Reproduce the full listing below unchanged, apart from the pictures.
=== Excerpted records ===
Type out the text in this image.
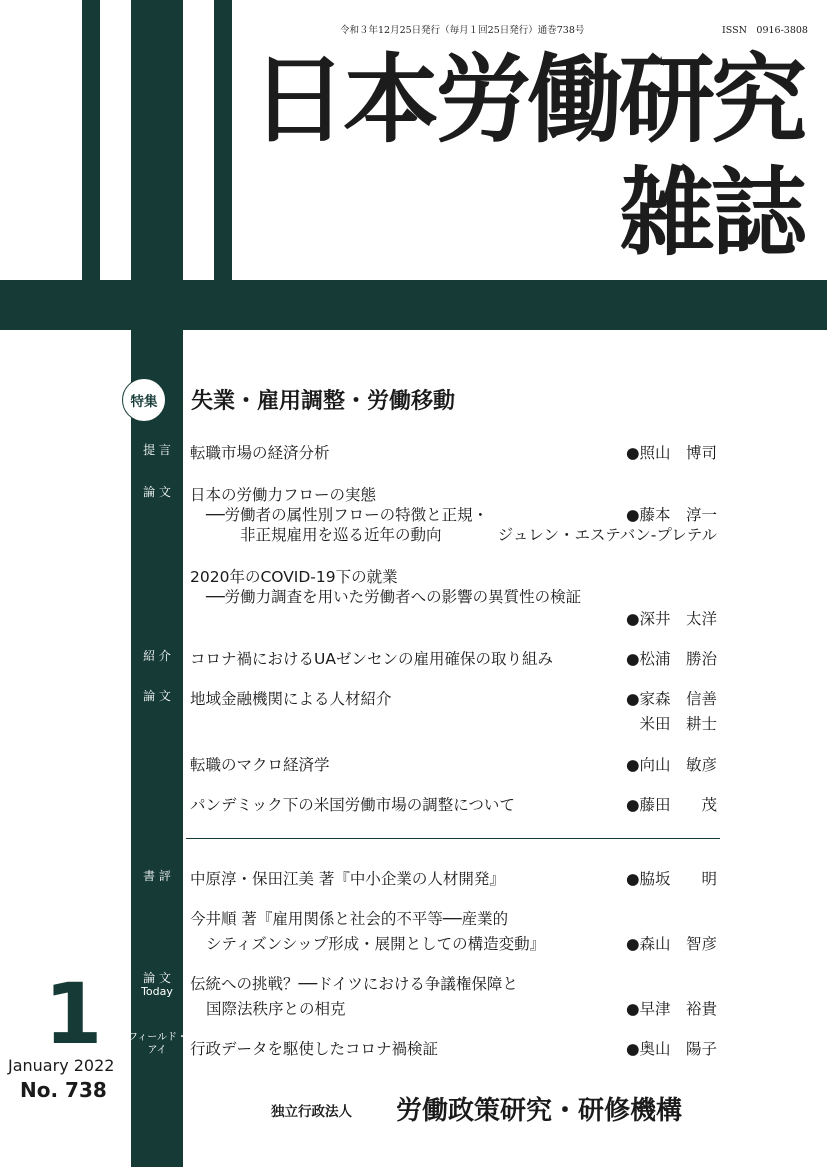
令和３年12月25日発行（毎月１回25日発行）通巻738号	ISSN　0916-3808
日本労働研究
雑誌
特集	失業・雇用調整・労働移動
提 言	転職市場の経済分析	●照山　博司
論 文	日本の労働力フローの実態
──労働者の属性別フローの特徴と正規・
非正規雇用を巡る近年の動向
●藤本　淳一
ジュレン・エステバン-プレテル
2020年のCOVID-19下の就業
──労働力調査を用いた労働者への影響の異質性の検証
●深井　太洋
紹 介	コロナ禍におけるUAゼンセンの雇用確保の取り組み	●松浦　勝治
論 文	地域金融機関による人材紹介	●家森　信善
米田　耕士
転職のマクロ経済学	●向山　敏彦
パンデミック下の米国労働市場の調整について	●藤田　　茂
書 評	中原淳・保田江美 著『中小企業の人材開発』	●脇坂　　明
今井順 著『雇用関係と社会的不平等──産業的
シティズンシップ形成・展開としての構造変動』	●森山　智彦
論 文
Today	伝統への挑戦？──ドイツにおける争議権保障と
国際法秩序との相克	●早津　裕貴
フィールド・
アイ	行政データを駆使したコロナ禍検証	●奥山　陽子
1
January 2022
No. 738
独立行政法人 労働政策研究・研修機構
===
Response ▸
Type out the text in this image.
令和３年12月25日発行（毎月１回25日発行）通巻738号	ISSN　0916-3808
日本労働研究
雑誌
特集	失業・雇用調整・労働移動
提 言	転職市場の経済分析	●照山　博司
論 文	日本の労働力フローの実態
──労働者の属性別フローの特徴と正規・
非正規雇用を巡る近年の動向
●藤本　淳一
ジュレン・エステバン-プレテル
2020年のCOVID-19下の就業
──労働力調査を用いた労働者への影響の異質性の検証
●深井　太洋
紹 介	コロナ禍におけるUAゼンセンの雇用確保の取り組み	●松浦　勝治
論 文	地域金融機関による人材紹介	●家森　信善
米田　耕士
転職のマクロ経済学	●向山　敏彦
パンデミック下の米国労働市場の調整について	●藤田　　茂
書 評	中原淳・保田江美 著『中小企業の人材開発』	●脇坂　　明
今井順 著『雇用関係と社会的不平等──産業的
シティズンシップ形成・展開としての構造変動』	●森山　智彦
論 文
Today	伝統への挑戦？──ドイツにおける争議権保障と
国際法秩序との相克	●早津　裕貴
フィールド・
アイ	行政データを駆使したコロナ禍検証	●奥山　陽子
1
January 2022
No. 738
独立行政法人 労働政策研究・研修機構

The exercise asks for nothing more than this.